> _EXERCISE DETAILS_
Retype every entry exactly, character for character.

> _RECORDS FOR THE TASK_
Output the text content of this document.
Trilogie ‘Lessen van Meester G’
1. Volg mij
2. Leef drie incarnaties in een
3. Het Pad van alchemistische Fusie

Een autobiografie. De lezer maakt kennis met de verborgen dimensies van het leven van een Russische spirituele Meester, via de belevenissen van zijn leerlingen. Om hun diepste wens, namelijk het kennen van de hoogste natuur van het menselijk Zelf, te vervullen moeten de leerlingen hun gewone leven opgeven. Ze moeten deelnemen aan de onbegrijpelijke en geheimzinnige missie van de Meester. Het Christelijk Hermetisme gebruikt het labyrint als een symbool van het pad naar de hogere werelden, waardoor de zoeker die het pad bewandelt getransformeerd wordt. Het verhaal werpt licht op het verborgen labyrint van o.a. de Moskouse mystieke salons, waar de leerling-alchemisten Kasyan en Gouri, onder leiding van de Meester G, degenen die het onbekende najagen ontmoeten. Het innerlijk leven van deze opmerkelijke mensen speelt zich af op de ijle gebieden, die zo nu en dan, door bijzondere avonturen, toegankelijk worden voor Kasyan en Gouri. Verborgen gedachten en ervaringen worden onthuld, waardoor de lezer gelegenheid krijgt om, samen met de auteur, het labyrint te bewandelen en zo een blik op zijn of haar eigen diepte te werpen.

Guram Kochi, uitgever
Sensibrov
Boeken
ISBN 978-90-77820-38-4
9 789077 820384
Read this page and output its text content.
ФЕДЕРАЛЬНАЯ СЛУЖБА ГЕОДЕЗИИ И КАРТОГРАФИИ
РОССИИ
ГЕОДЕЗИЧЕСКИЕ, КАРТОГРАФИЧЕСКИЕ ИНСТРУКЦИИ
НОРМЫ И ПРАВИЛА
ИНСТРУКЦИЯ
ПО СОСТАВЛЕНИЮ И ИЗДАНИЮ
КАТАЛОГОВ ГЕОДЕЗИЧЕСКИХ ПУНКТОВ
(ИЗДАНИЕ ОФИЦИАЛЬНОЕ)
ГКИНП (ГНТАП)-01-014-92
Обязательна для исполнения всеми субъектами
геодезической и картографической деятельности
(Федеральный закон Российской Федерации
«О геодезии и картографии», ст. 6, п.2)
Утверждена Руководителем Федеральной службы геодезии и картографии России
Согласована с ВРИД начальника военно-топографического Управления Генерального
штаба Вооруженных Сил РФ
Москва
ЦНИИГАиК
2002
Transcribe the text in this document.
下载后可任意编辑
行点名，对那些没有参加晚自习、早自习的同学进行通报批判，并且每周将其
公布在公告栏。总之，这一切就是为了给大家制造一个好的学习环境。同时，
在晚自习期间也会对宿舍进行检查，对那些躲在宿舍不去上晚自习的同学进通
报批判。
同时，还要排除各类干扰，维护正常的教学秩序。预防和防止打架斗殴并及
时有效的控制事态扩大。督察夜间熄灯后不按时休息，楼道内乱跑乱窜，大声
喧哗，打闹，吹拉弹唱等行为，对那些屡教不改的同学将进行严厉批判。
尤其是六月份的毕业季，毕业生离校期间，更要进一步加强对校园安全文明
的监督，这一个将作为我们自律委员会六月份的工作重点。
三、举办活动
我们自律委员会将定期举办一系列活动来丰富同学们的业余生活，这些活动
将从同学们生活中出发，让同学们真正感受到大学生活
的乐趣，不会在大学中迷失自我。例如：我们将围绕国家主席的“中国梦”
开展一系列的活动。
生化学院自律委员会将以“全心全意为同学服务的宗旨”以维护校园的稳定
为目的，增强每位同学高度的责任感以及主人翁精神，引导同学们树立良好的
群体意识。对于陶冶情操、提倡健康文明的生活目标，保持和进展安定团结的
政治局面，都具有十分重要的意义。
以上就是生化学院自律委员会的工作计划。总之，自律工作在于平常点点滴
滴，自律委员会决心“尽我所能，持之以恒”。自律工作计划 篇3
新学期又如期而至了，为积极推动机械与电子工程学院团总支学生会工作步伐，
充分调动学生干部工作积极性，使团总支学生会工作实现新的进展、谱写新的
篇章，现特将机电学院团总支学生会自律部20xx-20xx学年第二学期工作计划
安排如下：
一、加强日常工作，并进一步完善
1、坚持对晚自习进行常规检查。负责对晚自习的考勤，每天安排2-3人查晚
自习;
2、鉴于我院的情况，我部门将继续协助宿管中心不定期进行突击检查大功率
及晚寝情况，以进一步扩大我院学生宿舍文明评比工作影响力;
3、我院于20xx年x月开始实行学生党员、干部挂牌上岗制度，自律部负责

> _SOLVED EXERCISE_
Output the text content of this document.
Trilogie ‘Lessen van Meester G’
1. Volg mij
2. Leef drie incarnaties in een
3. Het Pad van alchemistische Fusie

Een autobiografie. De lezer maakt kennis met de verborgen dimensies van het leven van een Russische spirituele Meester, via de belevenissen van zijn leerlingen. Om hun diepste wens, namelijk het kennen van de hoogste natuur van het menselijk Zelf, te vervullen moeten de leerlingen hun gewone leven opgeven. Ze moeten deelnemen aan de onbegrijpelijke en geheimzinnige missie van de Meester. Het Christelijk Hermetisme gebruikt het labyrint als een symbool van het pad naar de hogere werelden, waardoor de zoeker die het pad bewandelt getransformeerd wordt. Het verhaal werpt licht op het verborgen labyrint van o.a. de Moskouse mystieke salons, waar de leerling-alchemisten Kasyan en Gouri, onder leiding van de Meester G, degenen die het onbekende najagen ontmoeten. Het innerlijk leven van deze opmerkelijke mensen speelt zich af op de ijle gebieden, die zo nu en dan, door bijzondere avonturen, toegankelijk worden voor Kasyan en Gouri. Verborgen gedachten en ervaringen worden onthuld, waardoor de lezer gelegenheid krijgt om, samen met de auteur, het labyrint te bewandelen en zo een blik op zijn of haar eigen diepte te werpen.

Guram Kochi, uitgever
Sensibrov
Boeken
ISBN 978-90-77820-38-4
9 789077 820384
Read this page and output its text content.
ФЕДЕРАЛЬНАЯ СЛУЖБА ГЕОДЕЗИИ И КАРТОГРАФИИ
РОССИИ
ГЕОДЕЗИЧЕСКИЕ, КАРТОГРАФИЧЕСКИЕ ИНСТРУКЦИИ
НОРМЫ И ПРАВИЛА
ИНСТРУКЦИЯ
ПО СОСТАВЛЕНИЮ И ИЗДАНИЮ
КАТАЛОГОВ ГЕОДЕЗИЧЕСКИХ ПУНКТОВ
(ИЗДАНИЕ ОФИЦИАЛЬНОЕ)
ГКИНП (ГНТАП)-01-014-92
Обязательна для исполнения всеми субъектами
геодезической и картографической деятельности
(Федеральный закон Российской Федерации
«О геодезии и картографии», ст. 6, п.2)
Утверждена Руководителем Федеральной службы геодезии и картографии России
Согласована с ВРИД начальника военно-топографического Управления Генерального
штаба Вооруженных Сил РФ
Москва
ЦНИИГАиК
2002
Transcribe the text in this document.
下载后可任意编辑
行点名，对那些没有参加晚自习、早自习的同学进行通报批判，并且每周将其
公布在公告栏。总之，这一切就是为了给大家制造一个好的学习环境。同时，
在晚自习期间也会对宿舍进行检查，对那些躲在宿舍不去上晚自习的同学进通
报批判。
同时，还要排除各类干扰，维护正常的教学秩序。预防和防止打架斗殴并及
时有效的控制事态扩大。督察夜间熄灯后不按时休息，楼道内乱跑乱窜，大声
喧哗，打闹，吹拉弹唱等行为，对那些屡教不改的同学将进行严厉批判。
尤其是六月份的毕业季，毕业生离校期间，更要进一步加强对校园安全文明
的监督，这一个将作为我们自律委员会六月份的工作重点。
三、举办活动
我们自律委员会将定期举办一系列活动来丰富同学们的业余生活，这些活动
将从同学们生活中出发，让同学们真正感受到大学生活
的乐趣，不会在大学中迷失自我。例如：我们将围绕国家主席的“中国梦”
开展一系列的活动。
生化学院自律委员会将以“全心全意为同学服务的宗旨”以维护校园的稳定
为目的，增强每位同学高度的责任感以及主人翁精神，引导同学们树立良好的
群体意识。对于陶冶情操、提倡健康文明的生活目标，保持和进展安定团结的
政治局面，都具有十分重要的意义。
以上就是生化学院自律委员会的工作计划。总之，自律工作在于平常点点滴
滴，自律委员会决心“尽我所能，持之以恒”。自律工作计划 篇3
新学期又如期而至了，为积极推动机械与电子工程学院团总支学生会工作步伐，
充分调动学生干部工作积极性，使团总支学生会工作实现新的进展、谱写新的
篇章，现特将机电学院团总支学生会自律部20xx-20xx学年第二学期工作计划
安排如下：
一、加强日常工作，并进一步完善
1、坚持对晚自习进行常规检查。负责对晚自习的考勤，每天安排2-3人查晚
自习;
2、鉴于我院的情况，我部门将继续协助宿管中心不定期进行突击检查大功率
及晚寝情况，以进一步扩大我院学生宿舍文明评比工作影响力;
3、我院于20xx年x月开始实行学生党员、干部挂牌上岗制度，自律部负责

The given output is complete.